TRECHO DO TEXTO:
▼▼▼
O mais recente livro de poesias do jornalista, poeta,
escritor e compositor Gilson Cavalcante será lançado no dia 22 de novembro, no
Mumbuca. “A Mofina-flor de Morfeu” foi premiado na Bolsa de Publicações Hugo de
Carvalho Ramos, da União Brasileira de Escritores – seção de Goiás, no ano
passado, e foi impresso pela gráfica da Universidade Federal de Goiás (UFGO).
Como prêmio, o poeta teve sua obra publicada (90 poemas) e mais 20 salários
mínimos em dinheiro. “A Mofina-flor de Morfeu” é composto de poemas densos que
falam da dor, do vazio e do nada, de forma lírica, filosófica, com pitadas de
humor e com um esmerado jogo de palavras bem construído.
O livro de Gilson Cavalcante, de acordo com a comissão julgadora, composta
pelos escritores e críticos literários Delermando Vieira Sobrinho, Carlos
Willian Leite e Maria de Fátima Gonçalves Lima, “A Mofrina-flor de Morfeu”
trata-se de uma obra poética “erguida dentro do contexto existencial, muito bem
estruturada, cuja lírica se concretiza ao fôlego das ideias inerentes à dor
humana, como, também, à eficácia do jogo de palavras, seus significados,
estigmas e vicissitudes, tão correlatos ao íntimo do ser”.
A comissão conclui que o poeta Gilson Cavalcante “trabalha com concisão,
lirismo, sem, contudo, deixar-se perder em suas nuances poéticas, ao sentido de
suas ideias, bem como às imagéticas, mensagem e sabedoria”.
▲▲▲
DADOS REGISTRADOS:
▼▼▼
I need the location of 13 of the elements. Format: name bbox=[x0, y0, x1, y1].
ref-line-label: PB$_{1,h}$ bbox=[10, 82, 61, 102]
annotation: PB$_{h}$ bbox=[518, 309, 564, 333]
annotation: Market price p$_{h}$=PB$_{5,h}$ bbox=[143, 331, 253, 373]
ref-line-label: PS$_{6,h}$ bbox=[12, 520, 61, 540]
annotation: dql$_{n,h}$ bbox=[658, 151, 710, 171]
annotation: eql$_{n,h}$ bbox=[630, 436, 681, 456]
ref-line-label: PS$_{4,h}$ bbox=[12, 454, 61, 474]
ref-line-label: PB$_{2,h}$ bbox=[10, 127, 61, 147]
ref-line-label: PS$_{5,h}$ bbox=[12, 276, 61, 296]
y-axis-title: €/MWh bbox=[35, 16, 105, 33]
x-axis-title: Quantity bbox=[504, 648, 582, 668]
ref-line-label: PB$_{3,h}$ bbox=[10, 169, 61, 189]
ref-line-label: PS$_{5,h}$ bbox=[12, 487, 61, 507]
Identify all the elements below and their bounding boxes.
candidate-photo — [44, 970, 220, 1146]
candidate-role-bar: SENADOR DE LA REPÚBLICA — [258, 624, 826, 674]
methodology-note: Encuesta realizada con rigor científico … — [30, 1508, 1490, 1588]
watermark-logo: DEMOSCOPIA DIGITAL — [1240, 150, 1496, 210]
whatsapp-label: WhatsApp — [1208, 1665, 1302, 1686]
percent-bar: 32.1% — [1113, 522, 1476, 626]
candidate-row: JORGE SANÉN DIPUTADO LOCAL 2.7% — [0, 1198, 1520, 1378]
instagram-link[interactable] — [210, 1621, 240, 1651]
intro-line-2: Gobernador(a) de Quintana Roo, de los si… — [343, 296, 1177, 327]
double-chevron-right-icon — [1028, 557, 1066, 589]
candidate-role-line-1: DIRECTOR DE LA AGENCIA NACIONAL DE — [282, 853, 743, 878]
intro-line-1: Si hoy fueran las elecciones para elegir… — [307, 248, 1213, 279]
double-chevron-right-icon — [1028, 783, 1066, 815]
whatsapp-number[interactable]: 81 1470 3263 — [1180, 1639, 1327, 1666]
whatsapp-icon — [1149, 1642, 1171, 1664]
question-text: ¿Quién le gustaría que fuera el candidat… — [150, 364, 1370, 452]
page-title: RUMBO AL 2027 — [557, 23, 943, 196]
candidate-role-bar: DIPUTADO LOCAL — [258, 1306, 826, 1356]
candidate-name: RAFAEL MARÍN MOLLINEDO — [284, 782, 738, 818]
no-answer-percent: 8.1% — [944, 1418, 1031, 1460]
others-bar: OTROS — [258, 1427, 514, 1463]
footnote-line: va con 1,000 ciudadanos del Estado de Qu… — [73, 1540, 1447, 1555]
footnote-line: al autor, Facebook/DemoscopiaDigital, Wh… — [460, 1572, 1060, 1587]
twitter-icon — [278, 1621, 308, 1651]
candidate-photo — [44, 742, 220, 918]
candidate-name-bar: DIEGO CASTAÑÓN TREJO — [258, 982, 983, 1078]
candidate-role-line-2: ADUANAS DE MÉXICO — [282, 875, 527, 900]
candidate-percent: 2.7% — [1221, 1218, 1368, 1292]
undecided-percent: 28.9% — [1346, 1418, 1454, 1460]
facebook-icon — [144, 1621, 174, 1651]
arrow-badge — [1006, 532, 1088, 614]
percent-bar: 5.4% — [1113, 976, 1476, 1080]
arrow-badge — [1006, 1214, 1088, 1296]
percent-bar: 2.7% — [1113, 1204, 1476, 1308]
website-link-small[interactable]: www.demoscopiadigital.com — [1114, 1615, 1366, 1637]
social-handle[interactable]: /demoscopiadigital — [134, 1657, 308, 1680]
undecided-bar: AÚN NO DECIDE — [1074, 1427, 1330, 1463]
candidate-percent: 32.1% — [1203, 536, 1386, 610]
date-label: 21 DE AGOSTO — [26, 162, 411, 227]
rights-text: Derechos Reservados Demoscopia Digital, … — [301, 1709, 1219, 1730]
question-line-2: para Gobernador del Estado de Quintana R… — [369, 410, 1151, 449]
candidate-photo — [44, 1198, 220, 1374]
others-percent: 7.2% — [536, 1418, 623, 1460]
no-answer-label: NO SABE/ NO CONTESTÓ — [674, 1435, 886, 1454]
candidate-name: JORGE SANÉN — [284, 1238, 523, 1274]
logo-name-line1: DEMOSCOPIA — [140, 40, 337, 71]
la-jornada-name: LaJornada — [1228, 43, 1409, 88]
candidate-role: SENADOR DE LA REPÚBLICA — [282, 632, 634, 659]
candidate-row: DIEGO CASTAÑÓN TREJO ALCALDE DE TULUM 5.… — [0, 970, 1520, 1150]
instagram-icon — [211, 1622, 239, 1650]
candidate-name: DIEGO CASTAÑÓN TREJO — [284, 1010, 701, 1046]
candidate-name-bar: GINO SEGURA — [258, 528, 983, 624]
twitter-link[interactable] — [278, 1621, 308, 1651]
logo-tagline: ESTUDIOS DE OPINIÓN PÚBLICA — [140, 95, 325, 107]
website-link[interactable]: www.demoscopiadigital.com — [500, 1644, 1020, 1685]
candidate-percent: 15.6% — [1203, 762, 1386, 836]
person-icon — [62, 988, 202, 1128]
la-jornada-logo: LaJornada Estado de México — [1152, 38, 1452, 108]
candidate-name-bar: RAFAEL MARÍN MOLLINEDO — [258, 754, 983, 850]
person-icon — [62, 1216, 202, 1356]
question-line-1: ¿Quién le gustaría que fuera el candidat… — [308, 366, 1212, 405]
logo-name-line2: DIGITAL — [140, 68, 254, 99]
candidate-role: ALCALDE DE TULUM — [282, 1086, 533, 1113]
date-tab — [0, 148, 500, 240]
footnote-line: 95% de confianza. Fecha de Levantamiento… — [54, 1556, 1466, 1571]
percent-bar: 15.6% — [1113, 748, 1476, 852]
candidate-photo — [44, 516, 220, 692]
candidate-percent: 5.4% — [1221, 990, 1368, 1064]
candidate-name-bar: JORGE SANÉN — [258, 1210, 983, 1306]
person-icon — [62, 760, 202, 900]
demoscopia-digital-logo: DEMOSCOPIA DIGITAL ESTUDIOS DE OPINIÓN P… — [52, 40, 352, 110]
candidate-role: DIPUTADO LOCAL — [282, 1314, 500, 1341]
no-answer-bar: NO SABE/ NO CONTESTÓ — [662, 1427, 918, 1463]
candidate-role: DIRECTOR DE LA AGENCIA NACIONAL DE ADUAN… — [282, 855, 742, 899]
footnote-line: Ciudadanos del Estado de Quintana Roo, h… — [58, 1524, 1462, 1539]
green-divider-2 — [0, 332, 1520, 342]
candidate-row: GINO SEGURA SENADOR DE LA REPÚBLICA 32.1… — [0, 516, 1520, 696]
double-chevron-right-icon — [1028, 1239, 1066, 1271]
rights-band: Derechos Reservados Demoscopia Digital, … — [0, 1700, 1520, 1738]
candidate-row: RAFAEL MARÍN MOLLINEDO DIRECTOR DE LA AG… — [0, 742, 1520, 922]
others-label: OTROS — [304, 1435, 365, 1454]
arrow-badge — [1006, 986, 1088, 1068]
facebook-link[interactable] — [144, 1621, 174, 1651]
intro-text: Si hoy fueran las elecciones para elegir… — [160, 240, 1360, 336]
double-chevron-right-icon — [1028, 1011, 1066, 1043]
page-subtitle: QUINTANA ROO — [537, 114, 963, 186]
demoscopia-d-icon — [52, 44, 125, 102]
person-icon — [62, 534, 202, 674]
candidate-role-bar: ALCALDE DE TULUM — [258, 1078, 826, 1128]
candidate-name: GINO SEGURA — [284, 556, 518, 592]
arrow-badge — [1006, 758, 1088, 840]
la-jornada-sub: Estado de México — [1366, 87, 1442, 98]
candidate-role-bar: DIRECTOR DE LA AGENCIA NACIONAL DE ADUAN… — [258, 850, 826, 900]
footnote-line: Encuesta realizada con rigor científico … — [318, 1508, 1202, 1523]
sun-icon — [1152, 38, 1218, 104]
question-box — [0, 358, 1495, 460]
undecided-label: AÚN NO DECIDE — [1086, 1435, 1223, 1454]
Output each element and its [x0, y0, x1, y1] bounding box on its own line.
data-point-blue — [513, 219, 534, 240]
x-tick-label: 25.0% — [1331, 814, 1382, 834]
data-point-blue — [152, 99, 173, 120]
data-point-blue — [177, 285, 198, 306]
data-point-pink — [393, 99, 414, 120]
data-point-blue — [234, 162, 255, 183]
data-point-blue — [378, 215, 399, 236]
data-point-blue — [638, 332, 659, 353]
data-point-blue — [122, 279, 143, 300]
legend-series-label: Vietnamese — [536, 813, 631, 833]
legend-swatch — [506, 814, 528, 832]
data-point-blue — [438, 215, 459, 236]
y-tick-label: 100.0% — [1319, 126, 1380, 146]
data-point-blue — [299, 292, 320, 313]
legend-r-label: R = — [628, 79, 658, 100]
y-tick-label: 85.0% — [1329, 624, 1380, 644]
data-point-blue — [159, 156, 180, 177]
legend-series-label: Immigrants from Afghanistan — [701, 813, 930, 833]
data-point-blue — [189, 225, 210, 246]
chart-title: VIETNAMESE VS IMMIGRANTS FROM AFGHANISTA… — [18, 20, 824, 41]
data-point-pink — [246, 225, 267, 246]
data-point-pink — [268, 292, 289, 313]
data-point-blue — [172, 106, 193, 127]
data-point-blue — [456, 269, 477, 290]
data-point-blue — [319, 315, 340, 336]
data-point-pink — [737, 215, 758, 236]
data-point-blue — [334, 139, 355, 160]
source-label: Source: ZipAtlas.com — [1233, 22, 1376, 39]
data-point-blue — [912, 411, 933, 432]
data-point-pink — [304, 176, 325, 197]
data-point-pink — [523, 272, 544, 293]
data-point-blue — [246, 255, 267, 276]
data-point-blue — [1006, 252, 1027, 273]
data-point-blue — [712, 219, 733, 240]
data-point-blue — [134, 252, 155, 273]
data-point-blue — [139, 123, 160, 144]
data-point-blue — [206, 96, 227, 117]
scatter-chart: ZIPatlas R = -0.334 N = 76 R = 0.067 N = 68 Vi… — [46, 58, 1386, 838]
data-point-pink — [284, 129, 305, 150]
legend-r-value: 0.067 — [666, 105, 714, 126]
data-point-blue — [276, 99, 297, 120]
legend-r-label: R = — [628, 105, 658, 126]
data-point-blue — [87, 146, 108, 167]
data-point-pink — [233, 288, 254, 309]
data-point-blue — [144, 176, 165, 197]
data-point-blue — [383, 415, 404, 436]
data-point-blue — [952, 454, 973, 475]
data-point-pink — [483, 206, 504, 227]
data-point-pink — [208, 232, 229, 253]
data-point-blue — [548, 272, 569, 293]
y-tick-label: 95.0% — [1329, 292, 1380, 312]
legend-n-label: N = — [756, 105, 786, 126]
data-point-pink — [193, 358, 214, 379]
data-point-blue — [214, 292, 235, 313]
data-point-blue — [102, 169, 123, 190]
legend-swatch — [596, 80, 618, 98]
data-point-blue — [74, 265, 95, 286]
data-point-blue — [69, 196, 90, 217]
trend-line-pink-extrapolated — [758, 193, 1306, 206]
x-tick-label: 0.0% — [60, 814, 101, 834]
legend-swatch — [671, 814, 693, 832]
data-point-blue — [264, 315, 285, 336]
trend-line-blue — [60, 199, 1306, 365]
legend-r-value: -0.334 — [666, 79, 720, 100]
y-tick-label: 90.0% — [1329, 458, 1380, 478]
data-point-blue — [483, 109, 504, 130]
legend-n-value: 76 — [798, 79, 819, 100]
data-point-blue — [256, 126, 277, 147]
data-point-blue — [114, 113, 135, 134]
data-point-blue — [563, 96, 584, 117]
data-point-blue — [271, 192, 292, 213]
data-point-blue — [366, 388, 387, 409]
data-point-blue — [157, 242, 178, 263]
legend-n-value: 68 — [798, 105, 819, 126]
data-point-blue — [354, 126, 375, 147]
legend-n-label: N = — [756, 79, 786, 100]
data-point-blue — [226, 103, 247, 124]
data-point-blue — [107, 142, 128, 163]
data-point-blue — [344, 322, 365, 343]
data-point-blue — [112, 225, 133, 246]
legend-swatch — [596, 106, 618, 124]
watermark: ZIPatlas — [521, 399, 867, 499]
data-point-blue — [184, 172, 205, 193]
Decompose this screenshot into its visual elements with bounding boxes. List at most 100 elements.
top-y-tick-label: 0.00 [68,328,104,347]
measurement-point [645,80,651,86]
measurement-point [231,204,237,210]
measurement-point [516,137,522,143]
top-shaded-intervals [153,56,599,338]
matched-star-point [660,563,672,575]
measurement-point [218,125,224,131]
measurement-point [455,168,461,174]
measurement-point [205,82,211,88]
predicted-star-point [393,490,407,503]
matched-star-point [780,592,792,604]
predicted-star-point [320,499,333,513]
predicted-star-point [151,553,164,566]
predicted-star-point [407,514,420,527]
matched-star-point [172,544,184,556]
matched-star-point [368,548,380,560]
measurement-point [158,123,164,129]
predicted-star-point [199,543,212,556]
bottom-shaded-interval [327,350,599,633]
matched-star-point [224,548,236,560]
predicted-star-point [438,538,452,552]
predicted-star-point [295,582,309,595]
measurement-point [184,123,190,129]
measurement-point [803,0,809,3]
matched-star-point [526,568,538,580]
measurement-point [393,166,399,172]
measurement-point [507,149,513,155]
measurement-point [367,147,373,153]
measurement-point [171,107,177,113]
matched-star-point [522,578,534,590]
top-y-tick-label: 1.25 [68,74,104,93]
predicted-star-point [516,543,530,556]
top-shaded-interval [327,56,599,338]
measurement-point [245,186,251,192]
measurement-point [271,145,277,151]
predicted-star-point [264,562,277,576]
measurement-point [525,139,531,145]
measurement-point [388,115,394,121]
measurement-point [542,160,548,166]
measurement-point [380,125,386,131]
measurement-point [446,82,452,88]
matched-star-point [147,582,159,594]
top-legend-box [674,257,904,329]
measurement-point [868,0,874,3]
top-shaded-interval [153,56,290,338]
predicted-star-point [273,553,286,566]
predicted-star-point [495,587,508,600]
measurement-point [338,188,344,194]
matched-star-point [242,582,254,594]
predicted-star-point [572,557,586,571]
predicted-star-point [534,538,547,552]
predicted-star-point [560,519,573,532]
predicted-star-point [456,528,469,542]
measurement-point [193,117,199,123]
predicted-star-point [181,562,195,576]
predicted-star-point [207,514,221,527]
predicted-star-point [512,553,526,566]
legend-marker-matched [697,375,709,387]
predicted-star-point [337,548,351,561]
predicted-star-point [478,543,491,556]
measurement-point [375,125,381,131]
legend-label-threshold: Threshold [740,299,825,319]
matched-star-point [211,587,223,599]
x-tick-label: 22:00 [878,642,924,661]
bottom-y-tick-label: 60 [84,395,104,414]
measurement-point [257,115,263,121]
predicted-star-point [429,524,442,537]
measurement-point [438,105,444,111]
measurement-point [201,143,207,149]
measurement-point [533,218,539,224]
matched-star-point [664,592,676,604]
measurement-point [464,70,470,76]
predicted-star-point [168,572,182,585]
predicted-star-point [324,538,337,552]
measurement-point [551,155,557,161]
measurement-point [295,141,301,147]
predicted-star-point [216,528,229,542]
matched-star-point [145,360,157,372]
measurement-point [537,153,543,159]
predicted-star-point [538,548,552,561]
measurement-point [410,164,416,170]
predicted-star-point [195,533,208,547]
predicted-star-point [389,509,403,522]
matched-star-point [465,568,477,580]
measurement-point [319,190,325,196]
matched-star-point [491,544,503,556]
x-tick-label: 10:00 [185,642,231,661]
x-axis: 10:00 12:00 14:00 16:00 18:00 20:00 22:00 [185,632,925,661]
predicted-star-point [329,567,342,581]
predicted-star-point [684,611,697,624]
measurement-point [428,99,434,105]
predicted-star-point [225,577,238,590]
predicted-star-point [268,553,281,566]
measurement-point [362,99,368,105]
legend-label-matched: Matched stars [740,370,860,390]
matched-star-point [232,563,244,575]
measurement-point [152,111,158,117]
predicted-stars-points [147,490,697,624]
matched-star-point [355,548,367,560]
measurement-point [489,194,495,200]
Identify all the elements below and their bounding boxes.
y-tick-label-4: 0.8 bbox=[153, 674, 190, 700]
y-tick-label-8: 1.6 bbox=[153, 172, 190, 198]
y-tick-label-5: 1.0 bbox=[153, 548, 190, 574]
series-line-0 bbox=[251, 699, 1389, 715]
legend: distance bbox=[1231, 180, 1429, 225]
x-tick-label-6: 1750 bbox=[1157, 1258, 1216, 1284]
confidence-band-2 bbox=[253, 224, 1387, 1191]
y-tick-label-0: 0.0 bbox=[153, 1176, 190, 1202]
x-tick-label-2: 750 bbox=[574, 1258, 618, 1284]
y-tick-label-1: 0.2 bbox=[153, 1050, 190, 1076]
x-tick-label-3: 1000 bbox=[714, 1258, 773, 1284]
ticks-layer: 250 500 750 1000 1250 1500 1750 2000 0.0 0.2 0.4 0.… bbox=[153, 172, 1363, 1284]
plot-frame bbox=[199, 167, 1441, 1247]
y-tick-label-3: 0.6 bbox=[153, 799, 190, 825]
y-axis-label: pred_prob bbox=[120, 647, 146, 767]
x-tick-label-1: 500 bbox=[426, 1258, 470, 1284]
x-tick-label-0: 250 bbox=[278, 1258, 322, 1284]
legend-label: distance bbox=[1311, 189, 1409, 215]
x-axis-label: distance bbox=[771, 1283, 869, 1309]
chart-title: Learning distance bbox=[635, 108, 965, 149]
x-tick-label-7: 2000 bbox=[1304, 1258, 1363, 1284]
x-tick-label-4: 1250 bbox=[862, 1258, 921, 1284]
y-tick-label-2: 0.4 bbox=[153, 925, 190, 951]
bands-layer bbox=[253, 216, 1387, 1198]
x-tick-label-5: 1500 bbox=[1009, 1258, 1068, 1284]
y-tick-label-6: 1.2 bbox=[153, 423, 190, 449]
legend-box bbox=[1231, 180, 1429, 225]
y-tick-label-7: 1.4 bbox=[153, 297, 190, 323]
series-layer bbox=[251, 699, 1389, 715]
▲▲▲
A FAZER:
1. Transcreva, da notícia sobre o lançamento de "A Mofina-flor de Morfeu", o trecho que começa em "O mais recente" e segue até "palavras bem construído.".
2. Extraia, sem nenhuma alteração, as linhas dos dados registrados que vão do início até a linha que contém "487, 61, 507]", incluindo essa linha.

SOLUÇÕES POR TAREFA:
1.
O mais recente livro de poesias do jornalista, poeta,
escritor e compositor Gilson Cavalcante será lançado no dia 22 de novembro, no
Mumbuca. “A Mofina-flor de Morfeu” foi premiado na Bolsa de Publicações Hugo de
Carvalho Ramos, da União Brasileira de Escritores – seção de Goiás, no ano
passado, e foi impresso pela gráfica da Universidade Federal de Goiás (UFGO).
Como prêmio, o poeta teve sua obra publicada (90 poemas) e mais 20 salários
mínimos em dinheiro. “A Mofina-flor de Morfeu” é composto de poemas densos que
falam da dor, do vazio e do nada, de forma lírica, filosófica, com pitadas de
humor e com um esmerado jogo de palavras bem construído.

2.
I need the location of 13 of the elements. Format: name bbox=[x0, y0, x1, y1].
ref-line-label: PB$_{1,h}$ bbox=[10, 82, 61, 102]
annotation: PB$_{h}$ bbox=[518, 309, 564, 333]
annotation: Market price p$_{h}$=PB$_{5,h}$ bbox=[143, 331, 253, 373]
ref-line-label: PS$_{6,h}$ bbox=[12, 520, 61, 540]
annotation: dql$_{n,h}$ bbox=[658, 151, 710, 171]
annotation: eql$_{n,h}$ bbox=[630, 436, 681, 456]
ref-line-label: PS$_{4,h}$ bbox=[12, 454, 61, 474]
ref-line-label: PB$_{2,h}$ bbox=[10, 127, 61, 147]
ref-line-label: PS$_{5,h}$ bbox=[12, 276, 61, 296]
y-axis-title: €/MWh bbox=[35, 16, 105, 33]
x-axis-title: Quantity bbox=[504, 648, 582, 668]
ref-line-label: PB$_{3,h}$ bbox=[10, 169, 61, 189]
ref-line-label: PS$_{5,h}$ bbox=[12, 487, 61, 507]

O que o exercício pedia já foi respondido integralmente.